* _Aim_
Make an exact copy of the entries below with the pictures removed.

Records that describe figures:
**********
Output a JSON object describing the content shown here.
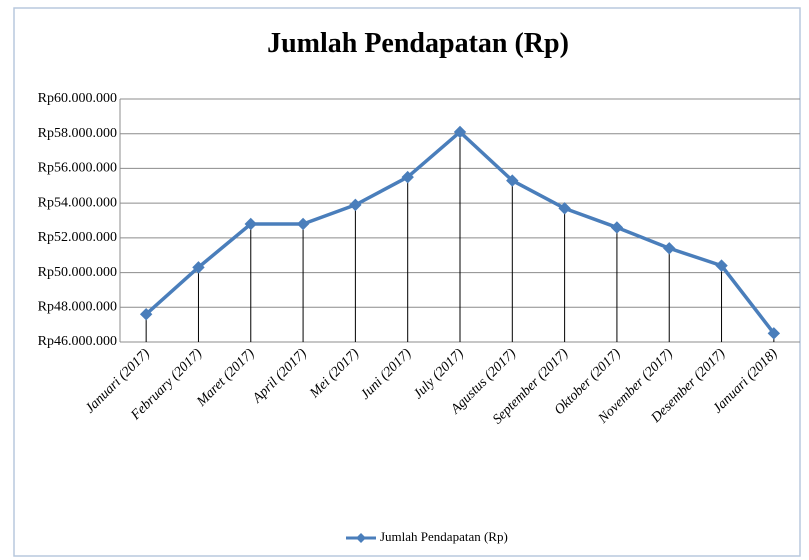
{
  "chart_data": {
    "type": "line",
    "title": "Jumlah Pendapatan (Rp)",
    "categories": [
      "Januari (2017)",
      "February (2017)",
      "Maret (2017)",
      "April (2017)",
      "Mei (2017)",
      "Juni (2017)",
      "July (2017)",
      "Agustus (2017)",
      "September (2017)",
      "Oktober (2017)",
      "November (2017)",
      "Desember (2017)",
      "Januari (2018)"
    ],
    "series": [
      {
        "name": "Jumlah Pendapatan (Rp)",
        "color": "#4a7ebb",
        "values": [
          47600000,
          50300000,
          52800000,
          52800000,
          53900000,
          55500000,
          58100000,
          55300000,
          53700000,
          52600000,
          51400000,
          50400000,
          46500000
        ]
      }
    ],
    "ylim": [
      46000000,
      60000000
    ],
    "yticks": [
      {
        "value": 46000000,
        "label": "Rp46.000.000"
      },
      {
        "value": 48000000,
        "label": "Rp48.000.000"
      },
      {
        "value": 50000000,
        "label": "Rp50.000.000"
      },
      {
        "value": 52000000,
        "label": "Rp52.000.000"
      },
      {
        "value": 54000000,
        "label": "Rp54.000.000"
      },
      {
        "value": 56000000,
        "label": "Rp56.000.000"
      },
      {
        "value": 58000000,
        "label": "Rp58.000.000"
      },
      {
        "value": 60000000,
        "label": "Rp60.000.000"
      }
    ],
    "grid": true,
    "drop_lines": true,
    "legend": "bottom"
  }
}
**********
* _Written answer_
Output a JSON object describing the content shown here.
{
  "chart_data": {
    "type": "line",
    "title": "Jumlah Pendapatan (Rp)",
    "categories": [
      "Januari (2017)",
      "February (2017)",
      "Maret (2017)",
      "April (2017)",
      "Mei (2017)",
      "Juni (2017)",
      "July (2017)",
      "Agustus (2017)",
      "September (2017)",
      "Oktober (2017)",
      "November (2017)",
      "Desember (2017)",
      "Januari (2018)"
    ],
    "series": [
      {
        "name": "Jumlah Pendapatan (Rp)",
        "color": "#4a7ebb",
        "values": [
          47600000,
          50300000,
          52800000,
          52800000,
          53900000,
          55500000,
          58100000,
          55300000,
          53700000,
          52600000,
          51400000,
          50400000,
          46500000
        ]
      }
    ],
    "ylim": [
      46000000,
      60000000
    ],
    "yticks": [
      {
        "value": 46000000,
        "label": "Rp46.000.000"
      },
      {
        "value": 48000000,
        "label": "Rp48.000.000"
      },
      {
        "value": 50000000,
        "label": "Rp50.000.000"
      },
      {
        "value": 52000000,
        "label": "Rp52.000.000"
      },
      {
        "value": 54000000,
        "label": "Rp54.000.000"
      },
      {
        "value": 56000000,
        "label": "Rp56.000.000"
      },
      {
        "value": 58000000,
        "label": "Rp58.000.000"
      },
      {
        "value": 60000000,
        "label": "Rp60.000.000"
      }
    ],
    "grid": true,
    "drop_lines": true,
    "legend": "bottom"
  }
}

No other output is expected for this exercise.